Exercise instructions: Write out the entries below once more, exactly.

Data extract:
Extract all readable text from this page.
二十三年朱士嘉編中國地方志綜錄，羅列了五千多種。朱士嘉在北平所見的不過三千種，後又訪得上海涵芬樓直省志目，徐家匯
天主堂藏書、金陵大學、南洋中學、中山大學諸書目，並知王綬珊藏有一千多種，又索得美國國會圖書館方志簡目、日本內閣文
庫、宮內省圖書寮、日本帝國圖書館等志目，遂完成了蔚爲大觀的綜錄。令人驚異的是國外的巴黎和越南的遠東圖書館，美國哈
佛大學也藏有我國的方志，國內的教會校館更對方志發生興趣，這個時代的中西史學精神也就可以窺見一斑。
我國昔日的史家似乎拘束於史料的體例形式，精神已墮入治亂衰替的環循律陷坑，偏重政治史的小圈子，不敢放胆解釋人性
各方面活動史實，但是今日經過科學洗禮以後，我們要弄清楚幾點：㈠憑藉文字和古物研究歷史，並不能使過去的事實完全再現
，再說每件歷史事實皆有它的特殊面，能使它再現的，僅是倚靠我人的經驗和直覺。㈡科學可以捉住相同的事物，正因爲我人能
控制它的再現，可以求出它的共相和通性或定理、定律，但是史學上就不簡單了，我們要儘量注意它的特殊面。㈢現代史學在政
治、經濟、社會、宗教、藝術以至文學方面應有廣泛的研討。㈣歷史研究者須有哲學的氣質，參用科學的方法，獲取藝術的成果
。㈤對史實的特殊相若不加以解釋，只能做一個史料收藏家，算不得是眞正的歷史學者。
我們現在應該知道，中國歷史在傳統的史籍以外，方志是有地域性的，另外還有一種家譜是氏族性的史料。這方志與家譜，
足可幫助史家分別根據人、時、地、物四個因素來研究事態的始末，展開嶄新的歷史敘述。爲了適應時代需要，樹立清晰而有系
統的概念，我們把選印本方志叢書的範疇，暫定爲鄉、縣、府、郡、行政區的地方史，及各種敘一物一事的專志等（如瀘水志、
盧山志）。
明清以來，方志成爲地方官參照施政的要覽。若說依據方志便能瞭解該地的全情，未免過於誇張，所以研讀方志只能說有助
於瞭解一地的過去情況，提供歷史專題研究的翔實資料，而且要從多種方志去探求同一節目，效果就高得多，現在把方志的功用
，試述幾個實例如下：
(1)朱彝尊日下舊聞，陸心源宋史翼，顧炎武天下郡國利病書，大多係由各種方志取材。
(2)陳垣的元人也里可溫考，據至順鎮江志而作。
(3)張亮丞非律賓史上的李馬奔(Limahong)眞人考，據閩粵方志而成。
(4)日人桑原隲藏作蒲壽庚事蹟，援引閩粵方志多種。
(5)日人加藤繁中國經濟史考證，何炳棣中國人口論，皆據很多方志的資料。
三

Right answer:
Extract all readable text from this page.
二十三年朱士嘉編中國地方志綜錄，羅列了五千多種。朱士嘉在北平所見的不過三千種，後又訪得上海涵芬樓直省志目，徐家匯
天主堂藏書、金陵大學、南洋中學、中山大學諸書目，並知王綬珊藏有一千多種，又索得美國國會圖書館方志簡目、日本內閣文
庫、宮內省圖書寮、日本帝國圖書館等志目，遂完成了蔚爲大觀的綜錄。令人驚異的是國外的巴黎和越南的遠東圖書館，美國哈
佛大學也藏有我國的方志，國內的教會校館更對方志發生興趣，這個時代的中西史學精神也就可以窺見一斑。
我國昔日的史家似乎拘束於史料的體例形式，精神已墮入治亂衰替的環循律陷坑，偏重政治史的小圈子，不敢放胆解釋人性
各方面活動史實，但是今日經過科學洗禮以後，我們要弄清楚幾點：㈠憑藉文字和古物研究歷史，並不能使過去的事實完全再現
，再說每件歷史事實皆有它的特殊面，能使它再現的，僅是倚靠我人的經驗和直覺。㈡科學可以捉住相同的事物，正因爲我人能
控制它的再現，可以求出它的共相和通性或定理、定律，但是史學上就不簡單了，我們要儘量注意它的特殊面。㈢現代史學在政
治、經濟、社會、宗教、藝術以至文學方面應有廣泛的研討。㈣歷史研究者須有哲學的氣質，參用科學的方法，獲取藝術的成果
。㈤對史實的特殊相若不加以解釋，只能做一個史料收藏家，算不得是眞正的歷史學者。
我們現在應該知道，中國歷史在傳統的史籍以外，方志是有地域性的，另外還有一種家譜是氏族性的史料。這方志與家譜，
足可幫助史家分別根據人、時、地、物四個因素來研究事態的始末，展開嶄新的歷史敘述。爲了適應時代需要，樹立清晰而有系
統的概念，我們把選印本方志叢書的範疇，暫定爲鄉、縣、府、郡、行政區的地方史，及各種敘一物一事的專志等（如瀘水志、
盧山志）。
明清以來，方志成爲地方官參照施政的要覽。若說依據方志便能瞭解該地的全情，未免過於誇張，所以研讀方志只能說有助
於瞭解一地的過去情況，提供歷史專題研究的翔實資料，而且要從多種方志去探求同一節目，效果就高得多，現在把方志的功用
，試述幾個實例如下：
(1)朱彝尊日下舊聞，陸心源宋史翼，顧炎武天下郡國利病書，大多係由各種方志取材。
(2)陳垣的元人也里可溫考，據至順鎮江志而作。
(3)張亮丞非律賓史上的李馬奔(Limahong)眞人考，據閩粵方志而成。
(4)日人桑原隲藏作蒲壽庚事蹟，援引閩粵方志多種。
(5)日人加藤繁中國經濟史考證，何炳棣中國人口論，皆據很多方志的資料。
三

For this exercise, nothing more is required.